--- WHAT YOU SHOULD DO ---
Pick out each line in these entries that contains the string "Graph".

--- EXERCISE INPUT ---
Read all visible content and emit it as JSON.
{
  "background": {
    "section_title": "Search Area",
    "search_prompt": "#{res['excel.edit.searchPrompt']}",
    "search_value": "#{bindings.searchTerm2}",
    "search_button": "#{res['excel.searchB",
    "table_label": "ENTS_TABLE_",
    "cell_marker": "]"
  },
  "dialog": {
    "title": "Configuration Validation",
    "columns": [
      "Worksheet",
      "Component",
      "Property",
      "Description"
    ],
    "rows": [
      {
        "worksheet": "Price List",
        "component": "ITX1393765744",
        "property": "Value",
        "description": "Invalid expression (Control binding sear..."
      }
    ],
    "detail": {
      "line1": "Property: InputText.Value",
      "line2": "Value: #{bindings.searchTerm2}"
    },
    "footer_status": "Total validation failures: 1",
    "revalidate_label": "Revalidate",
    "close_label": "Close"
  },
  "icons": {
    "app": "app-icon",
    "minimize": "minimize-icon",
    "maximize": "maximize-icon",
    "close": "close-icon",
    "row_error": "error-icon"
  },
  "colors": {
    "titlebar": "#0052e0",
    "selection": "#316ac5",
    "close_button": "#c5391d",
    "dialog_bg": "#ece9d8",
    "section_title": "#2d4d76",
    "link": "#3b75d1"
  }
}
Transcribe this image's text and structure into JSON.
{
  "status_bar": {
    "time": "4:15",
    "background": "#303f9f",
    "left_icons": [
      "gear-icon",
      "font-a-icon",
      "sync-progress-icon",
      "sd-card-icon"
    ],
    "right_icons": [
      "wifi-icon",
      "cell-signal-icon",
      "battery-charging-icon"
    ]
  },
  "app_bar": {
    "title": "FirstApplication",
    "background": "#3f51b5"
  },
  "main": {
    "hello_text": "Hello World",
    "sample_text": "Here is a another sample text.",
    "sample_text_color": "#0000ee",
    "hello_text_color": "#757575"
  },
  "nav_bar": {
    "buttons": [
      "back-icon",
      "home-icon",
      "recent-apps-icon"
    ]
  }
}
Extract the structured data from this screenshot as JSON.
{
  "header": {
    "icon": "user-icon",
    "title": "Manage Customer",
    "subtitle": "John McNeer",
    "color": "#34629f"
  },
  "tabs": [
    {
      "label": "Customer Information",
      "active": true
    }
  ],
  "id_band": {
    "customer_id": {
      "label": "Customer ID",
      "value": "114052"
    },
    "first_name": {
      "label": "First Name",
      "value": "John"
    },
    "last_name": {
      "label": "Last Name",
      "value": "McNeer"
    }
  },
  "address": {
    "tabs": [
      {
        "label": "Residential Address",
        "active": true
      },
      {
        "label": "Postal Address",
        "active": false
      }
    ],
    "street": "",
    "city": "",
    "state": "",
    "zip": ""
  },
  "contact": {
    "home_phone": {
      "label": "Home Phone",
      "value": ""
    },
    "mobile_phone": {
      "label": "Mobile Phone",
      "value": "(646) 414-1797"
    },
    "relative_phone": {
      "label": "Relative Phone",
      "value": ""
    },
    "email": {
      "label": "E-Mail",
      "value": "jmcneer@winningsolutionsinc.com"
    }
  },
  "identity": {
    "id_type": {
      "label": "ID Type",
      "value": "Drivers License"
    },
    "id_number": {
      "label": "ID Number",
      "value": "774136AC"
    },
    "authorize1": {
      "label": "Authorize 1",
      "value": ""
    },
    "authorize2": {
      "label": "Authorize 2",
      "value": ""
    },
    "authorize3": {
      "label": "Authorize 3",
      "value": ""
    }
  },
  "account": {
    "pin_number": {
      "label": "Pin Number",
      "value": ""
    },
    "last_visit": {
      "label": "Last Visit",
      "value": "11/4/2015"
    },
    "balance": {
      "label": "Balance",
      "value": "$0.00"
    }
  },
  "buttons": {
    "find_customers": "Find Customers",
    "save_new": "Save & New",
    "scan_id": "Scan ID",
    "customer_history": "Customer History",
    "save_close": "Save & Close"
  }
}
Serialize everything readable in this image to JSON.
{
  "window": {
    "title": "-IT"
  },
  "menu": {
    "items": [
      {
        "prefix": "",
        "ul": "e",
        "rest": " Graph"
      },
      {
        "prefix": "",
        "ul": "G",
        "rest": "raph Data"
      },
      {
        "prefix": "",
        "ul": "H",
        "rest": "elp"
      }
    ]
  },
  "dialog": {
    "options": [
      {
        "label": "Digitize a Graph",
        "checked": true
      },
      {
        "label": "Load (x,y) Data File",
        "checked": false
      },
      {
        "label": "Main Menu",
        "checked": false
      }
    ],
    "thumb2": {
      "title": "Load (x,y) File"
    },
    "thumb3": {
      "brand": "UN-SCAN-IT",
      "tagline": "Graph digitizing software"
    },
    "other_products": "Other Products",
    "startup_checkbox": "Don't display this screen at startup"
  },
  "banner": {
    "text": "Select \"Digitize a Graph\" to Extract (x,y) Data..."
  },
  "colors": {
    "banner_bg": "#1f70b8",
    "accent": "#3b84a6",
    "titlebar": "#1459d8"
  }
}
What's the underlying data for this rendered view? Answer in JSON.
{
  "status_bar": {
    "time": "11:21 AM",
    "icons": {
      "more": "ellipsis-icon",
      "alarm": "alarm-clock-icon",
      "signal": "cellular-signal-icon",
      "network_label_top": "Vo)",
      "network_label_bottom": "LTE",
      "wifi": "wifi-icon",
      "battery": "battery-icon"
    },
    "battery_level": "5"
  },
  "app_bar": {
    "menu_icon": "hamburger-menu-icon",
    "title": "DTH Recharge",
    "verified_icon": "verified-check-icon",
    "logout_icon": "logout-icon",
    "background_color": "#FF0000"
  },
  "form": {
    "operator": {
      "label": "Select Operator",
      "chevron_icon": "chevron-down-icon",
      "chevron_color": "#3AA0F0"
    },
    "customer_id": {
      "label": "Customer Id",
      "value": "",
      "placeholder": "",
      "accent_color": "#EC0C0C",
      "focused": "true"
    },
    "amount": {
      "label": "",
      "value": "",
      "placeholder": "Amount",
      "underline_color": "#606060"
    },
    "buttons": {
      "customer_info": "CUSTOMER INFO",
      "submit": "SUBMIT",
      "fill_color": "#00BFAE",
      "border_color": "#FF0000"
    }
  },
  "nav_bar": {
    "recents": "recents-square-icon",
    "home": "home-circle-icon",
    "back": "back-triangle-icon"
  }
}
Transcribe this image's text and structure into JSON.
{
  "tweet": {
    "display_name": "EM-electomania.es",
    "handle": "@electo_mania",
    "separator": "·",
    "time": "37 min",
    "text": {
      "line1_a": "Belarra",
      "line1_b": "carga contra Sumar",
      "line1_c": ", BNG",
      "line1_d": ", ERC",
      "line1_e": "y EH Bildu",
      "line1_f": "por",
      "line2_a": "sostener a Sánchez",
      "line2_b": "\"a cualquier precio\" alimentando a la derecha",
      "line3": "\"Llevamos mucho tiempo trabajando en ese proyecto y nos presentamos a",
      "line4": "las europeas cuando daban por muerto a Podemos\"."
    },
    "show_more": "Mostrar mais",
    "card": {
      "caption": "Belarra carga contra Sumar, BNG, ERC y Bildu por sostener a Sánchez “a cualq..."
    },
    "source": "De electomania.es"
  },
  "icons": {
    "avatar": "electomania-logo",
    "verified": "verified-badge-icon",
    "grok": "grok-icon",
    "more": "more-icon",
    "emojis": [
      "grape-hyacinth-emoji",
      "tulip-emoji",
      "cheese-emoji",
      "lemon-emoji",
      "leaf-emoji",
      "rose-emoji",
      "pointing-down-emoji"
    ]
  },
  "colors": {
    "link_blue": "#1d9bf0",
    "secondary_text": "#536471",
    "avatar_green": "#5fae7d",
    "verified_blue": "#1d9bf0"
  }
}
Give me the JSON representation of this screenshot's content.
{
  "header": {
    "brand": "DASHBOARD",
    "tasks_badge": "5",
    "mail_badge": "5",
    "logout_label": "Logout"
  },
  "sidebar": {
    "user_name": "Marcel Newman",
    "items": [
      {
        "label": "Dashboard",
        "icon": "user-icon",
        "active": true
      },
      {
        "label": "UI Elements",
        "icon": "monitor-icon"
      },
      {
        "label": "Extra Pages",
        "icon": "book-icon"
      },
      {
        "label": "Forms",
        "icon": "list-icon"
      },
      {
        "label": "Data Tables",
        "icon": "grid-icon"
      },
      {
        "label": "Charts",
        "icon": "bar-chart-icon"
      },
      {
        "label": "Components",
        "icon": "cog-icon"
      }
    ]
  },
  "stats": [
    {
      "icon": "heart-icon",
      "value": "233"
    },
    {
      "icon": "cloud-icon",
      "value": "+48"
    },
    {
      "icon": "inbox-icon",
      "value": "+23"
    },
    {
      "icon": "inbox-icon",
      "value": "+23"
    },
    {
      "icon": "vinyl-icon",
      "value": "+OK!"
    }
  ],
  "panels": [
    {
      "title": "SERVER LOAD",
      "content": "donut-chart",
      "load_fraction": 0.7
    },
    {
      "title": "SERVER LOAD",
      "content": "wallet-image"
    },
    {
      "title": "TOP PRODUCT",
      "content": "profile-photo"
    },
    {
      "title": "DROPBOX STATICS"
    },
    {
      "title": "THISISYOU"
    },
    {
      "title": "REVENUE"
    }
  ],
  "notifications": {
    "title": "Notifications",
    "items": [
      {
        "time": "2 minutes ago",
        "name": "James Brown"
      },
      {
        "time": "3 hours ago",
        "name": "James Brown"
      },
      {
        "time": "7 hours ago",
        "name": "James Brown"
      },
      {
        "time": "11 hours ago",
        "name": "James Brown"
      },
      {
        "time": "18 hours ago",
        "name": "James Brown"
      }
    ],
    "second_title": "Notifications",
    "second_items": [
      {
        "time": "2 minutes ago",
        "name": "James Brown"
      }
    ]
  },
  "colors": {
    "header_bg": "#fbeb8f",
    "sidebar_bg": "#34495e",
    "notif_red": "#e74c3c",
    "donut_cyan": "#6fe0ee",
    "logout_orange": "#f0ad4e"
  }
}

--- THE COMPLETED TASK ---
        "rest": " Graph"
        "label": "Digitize a Graph",
      "tagline": "Graph digitizing software"
    "text": "Select \"Digitize a Graph\" to Extract (x,y) Data..."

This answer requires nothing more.